In the entries below, find the lines with the word "Steel" and copy them.

** START OF MATERIAL SHOWN **

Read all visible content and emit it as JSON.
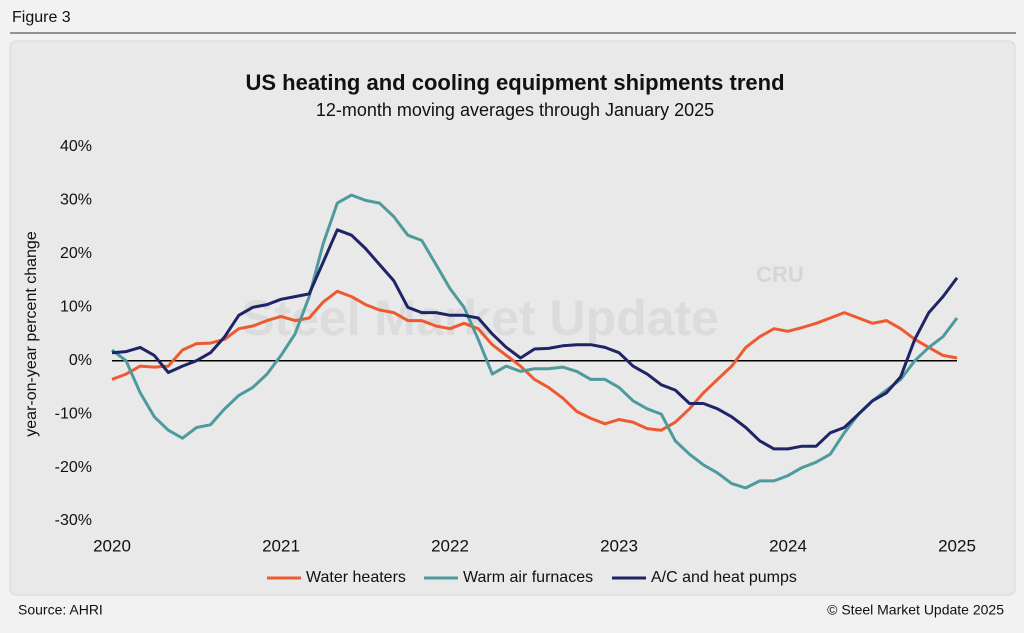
{
  "figure_label": "Figure 3",
  "chart_data": {
    "type": "line",
    "title": "US heating and cooling equipment shipments trend",
    "subtitle": "12-month moving averages through January 2025",
    "y_label": "year-on-year percent change",
    "watermark": "Steel Market Update",
    "watermark_logo": "CRU",
    "x": [
      2020,
      2020.083,
      2020.167,
      2020.25,
      2020.333,
      2020.417,
      2020.5,
      2020.583,
      2020.667,
      2020.75,
      2020.833,
      2020.917,
      2021,
      2021.083,
      2021.167,
      2021.25,
      2021.333,
      2021.417,
      2021.5,
      2021.583,
      2021.667,
      2021.75,
      2021.833,
      2021.917,
      2022,
      2022.083,
      2022.167,
      2022.25,
      2022.333,
      2022.417,
      2022.5,
      2022.583,
      2022.667,
      2022.75,
      2022.833,
      2022.917,
      2023,
      2023.083,
      2023.167,
      2023.25,
      2023.333,
      2023.417,
      2023.5,
      2023.583,
      2023.667,
      2023.75,
      2023.833,
      2023.917,
      2024,
      2024.083,
      2024.167,
      2024.25,
      2024.333,
      2024.417,
      2024.5,
      2024.583,
      2024.667,
      2024.75,
      2024.833,
      2024.917,
      2025
    ],
    "xlim": [
      2020,
      2025
    ],
    "xticks": [
      2020,
      2021,
      2022,
      2023,
      2024,
      2025
    ],
    "ylim": [
      -30,
      40
    ],
    "yticks": [
      {
        "value": -30,
        "label": "-30%"
      },
      {
        "value": -20,
        "label": "-20%"
      },
      {
        "value": -10,
        "label": "-10%"
      },
      {
        "value": 0,
        "label": "0%"
      },
      {
        "value": 10,
        "label": "10%"
      },
      {
        "value": 20,
        "label": "20%"
      },
      {
        "value": 30,
        "label": "30%"
      },
      {
        "value": 40,
        "label": "40%"
      }
    ],
    "zero_line": true,
    "series": [
      {
        "name": "Water heaters",
        "color": "#ee5a2f",
        "values": [
          -3.5,
          -2.5,
          -1,
          -1.2,
          -1,
          2,
          3.2,
          3.3,
          4,
          6,
          6.5,
          7.5,
          8.3,
          7.5,
          8,
          11,
          13,
          12,
          10.5,
          9.5,
          9,
          7.5,
          7.5,
          6.5,
          6,
          7,
          6,
          3,
          1,
          -1,
          -3.5,
          -5,
          -7,
          -9.5,
          -10.8,
          -11.8,
          -11,
          -11.5,
          -12.7,
          -13,
          -11.5,
          -9,
          -6,
          -3.5,
          -1,
          2.5,
          4.5,
          6,
          5.5,
          6.2,
          7,
          8,
          9,
          8,
          7,
          7.5,
          6,
          4,
          2.5,
          1,
          0.5
        ]
      },
      {
        "name": "Warm air furnaces",
        "color": "#4f9a9c",
        "values": [
          2,
          0,
          -6,
          -10.5,
          -13,
          -14.5,
          -12.5,
          -12,
          -9,
          -6.5,
          -5,
          -2.5,
          1,
          5,
          12,
          22,
          29.5,
          31,
          30,
          29.5,
          27,
          23.5,
          22.5,
          18,
          13.5,
          10,
          4,
          -2.5,
          -1,
          -2,
          -1.5,
          -1.5,
          -1.2,
          -2,
          -3.5,
          -3.5,
          -5,
          -7.5,
          -9,
          -10,
          -15,
          -17.5,
          -19.5,
          -21,
          -23,
          -23.8,
          -22.5,
          -22.5,
          -21.5,
          -20,
          -19,
          -17.5,
          -13.5,
          -10,
          -7.5,
          -5.5,
          -3.5,
          0,
          2.5,
          4.5,
          8
        ]
      },
      {
        "name": "A/C and heat pumps",
        "color": "#1f2466",
        "values": [
          1.5,
          1.7,
          2.5,
          1,
          -2.2,
          -1,
          0,
          1.5,
          4.5,
          8.5,
          10,
          10.5,
          11.5,
          12,
          12.5,
          18.5,
          24.5,
          23.5,
          21,
          18,
          15,
          10,
          9,
          9,
          8.5,
          8.5,
          8,
          5,
          2.5,
          0.5,
          2.2,
          2.3,
          2.8,
          3,
          3,
          2.5,
          1.5,
          -1,
          -2.5,
          -4.5,
          -5.5,
          -8,
          -8,
          -9,
          -10.5,
          -12.5,
          -15,
          -16.5,
          -16.5,
          -16,
          -16,
          -13.5,
          -12.5,
          -10,
          -7.5,
          -6,
          -3,
          4,
          9,
          12,
          15.5
        ]
      }
    ],
    "legend": "bottom"
  },
  "footer": {
    "source": "Source: AHRI",
    "copyright": "© Steel Market Update 2025"
  }
}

** END OF MATERIAL SHOWN **

--- THE COMPLETED TASK ---
    "watermark": "Steel Market Update",
    "copyright": "© Steel Market Update 2025"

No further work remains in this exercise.